▸ PÔR EM PRÁTICA:
**A.** Segundo o texto do exercício, quem afirma que ver e ouvir notícias nas televisões é pena capital?
**B.** Indique se cada afirmação concorda com o texto do exercício. Responda sim ou não e cite as palavras decisivas. (i) Passou-se mais um Natal em confinamento. (ii) Os casos de doença provocados pelo SARS-CoV-2 são percecionados como mais graves do que no passado. (iii) Durante a primeira vaga, a prática desportiva esteve suspensa.
**C.** Reproduza sem alterações o trecho do texto do exercício que vai de "Passámos mais um" a "papel com rigor.".

Pestes

Durante a primeira vaga, cometeram a proeza de arredar dos écrans os enfadonhos analistas do futebol, embora ajudados pela suspensão da prática desportiva. Ainda bem, porque seria explosivo juntar o drama sanitário com a discussão acirrada em torno de penáltis e foras-de-jogo.

Por Álvaro Carvalho, médico

Passámos mais um Natal confinados! As pessoas continuam receosas, embora se percecione que casos de doença provocados pelo SARS-CoV-2 são menos graves que no passado. Para aquele estado de espírito contribui bastante o alarido na comunicação social. Nas televisões, os longos períodos informativos massacram-no sem dó nem piedade (António Barreto afirma que ver e ouvir notícias nas televisões é pena capital!), e muitos comentadores de serviço não têm suficientes conhecimentos técnicos que os habilitem a desempenhar tal papel com rigor.

Durante a primeira vaga, cometeram a proeza de arredar dos écrans os enfadonhos analistas do futebol, embora ajudados pela suspensão da prática desportiva. Ainda bem, porque seria explosivo juntar o drama sanitário com a discussão acirrada em torno de penáltis e foras-de-jogo.

▸ DADOS DE ORIGEM:
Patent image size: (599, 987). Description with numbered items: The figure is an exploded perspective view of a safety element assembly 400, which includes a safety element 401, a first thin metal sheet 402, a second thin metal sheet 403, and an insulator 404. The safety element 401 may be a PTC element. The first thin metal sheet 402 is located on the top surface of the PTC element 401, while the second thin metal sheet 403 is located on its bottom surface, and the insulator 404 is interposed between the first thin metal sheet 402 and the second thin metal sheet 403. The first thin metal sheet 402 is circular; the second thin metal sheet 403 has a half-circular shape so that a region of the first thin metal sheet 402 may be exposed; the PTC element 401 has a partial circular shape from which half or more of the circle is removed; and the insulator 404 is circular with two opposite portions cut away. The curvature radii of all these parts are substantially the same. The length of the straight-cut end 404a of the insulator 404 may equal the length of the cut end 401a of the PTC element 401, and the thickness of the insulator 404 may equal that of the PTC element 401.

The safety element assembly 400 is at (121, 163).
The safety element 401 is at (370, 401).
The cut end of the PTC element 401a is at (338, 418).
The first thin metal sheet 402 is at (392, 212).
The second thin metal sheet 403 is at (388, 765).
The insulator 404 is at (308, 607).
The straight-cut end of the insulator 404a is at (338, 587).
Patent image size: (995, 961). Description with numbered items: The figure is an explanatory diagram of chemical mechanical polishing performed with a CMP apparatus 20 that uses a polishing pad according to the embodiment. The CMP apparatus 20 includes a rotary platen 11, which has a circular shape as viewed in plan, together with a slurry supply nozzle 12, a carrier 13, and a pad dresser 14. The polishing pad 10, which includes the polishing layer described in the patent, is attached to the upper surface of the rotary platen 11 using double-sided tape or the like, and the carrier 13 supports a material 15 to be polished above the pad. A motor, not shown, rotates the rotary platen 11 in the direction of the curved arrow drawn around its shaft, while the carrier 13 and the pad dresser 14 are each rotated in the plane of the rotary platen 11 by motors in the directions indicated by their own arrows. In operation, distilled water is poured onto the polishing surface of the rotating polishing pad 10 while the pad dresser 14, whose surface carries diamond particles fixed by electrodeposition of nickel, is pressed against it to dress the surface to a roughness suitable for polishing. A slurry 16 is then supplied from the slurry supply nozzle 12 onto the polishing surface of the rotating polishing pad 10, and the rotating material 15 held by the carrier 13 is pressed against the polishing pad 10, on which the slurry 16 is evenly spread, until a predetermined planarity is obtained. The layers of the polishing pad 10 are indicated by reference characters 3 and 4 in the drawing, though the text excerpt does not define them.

▸ PROBLEMAS RESOLVIDOS:
**A.** António Barreto.

**B.**
(i) Sim: «Passámos mais um Natal confinados!»
(ii) Não: «embora se percecione que casos de doença provocados pelo SARS-CoV-2 são menos graves que no passado»
(iii) Sim: «embora ajudados pela suspensão da prática desportiva»

**C.**
Passámos mais um Natal confinados! As pessoas continuam receosas, embora se percecione que casos de doença provocados pelo SARS-CoV-2 são menos graves que no passado. Para aquele estado de espírito contribui bastante o alarido na comunicação social. Nas televisões, os longos períodos informativos massacram-no sem dó nem piedade (António Barreto afirma que ver e ouvir notícias nas televisões é pena capital!), e muitos comentadores de serviço não têm suficientes conhecimentos técnicos que os habilitem a desempenhar tal papel com rigor.